# WHAT YOU ARE ASKED TO DO
Copy the records below exactly, leaving out every picture.

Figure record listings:
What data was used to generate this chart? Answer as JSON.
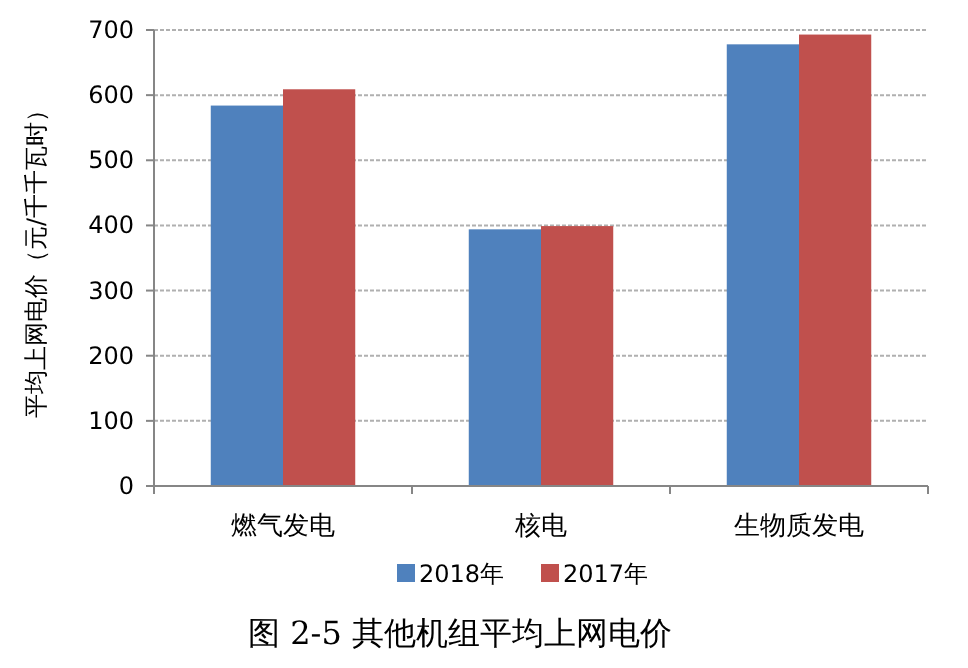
{
  "chart_data": {
    "type": "bar",
    "title": "图 2-5 其他机组平均上网电价",
    "ylabel": "平均上网电价（元/千千瓦时）",
    "categories": [
      "燃气发电",
      "核电",
      "生物质发电"
    ],
    "series": [
      {
        "name": "2018年",
        "color": "#4f81bd",
        "values": [
          584,
          394,
          678
        ]
      },
      {
        "name": "2017年",
        "color": "#c0504d",
        "values": [
          609,
          399,
          693
        ]
      }
    ],
    "ylim": [
      0,
      700
    ],
    "yticks": [
      0,
      100,
      200,
      300,
      400,
      500,
      600,
      700
    ],
    "grid": "y",
    "legend": "bottom"
  }
}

# EXPECTED ANSWER
What data was used to generate this chart? Answer as JSON.
{
  "chart_data": {
    "type": "bar",
    "title": "图 2-5 其他机组平均上网电价",
    "ylabel": "平均上网电价（元/千千瓦时）",
    "categories": [
      "燃气发电",
      "核电",
      "生物质发电"
    ],
    "series": [
      {
        "name": "2018年",
        "color": "#4f81bd",
        "values": [
          584,
          394,
          678
        ]
      },
      {
        "name": "2017年",
        "color": "#c0504d",
        "values": [
          609,
          399,
          693
        ]
      }
    ],
    "ylim": [
      0,
      700
    ],
    "yticks": [
      0,
      100,
      200,
      300,
      400,
      500,
      600,
      700
    ],
    "grid": "y",
    "legend": "bottom"
  }
}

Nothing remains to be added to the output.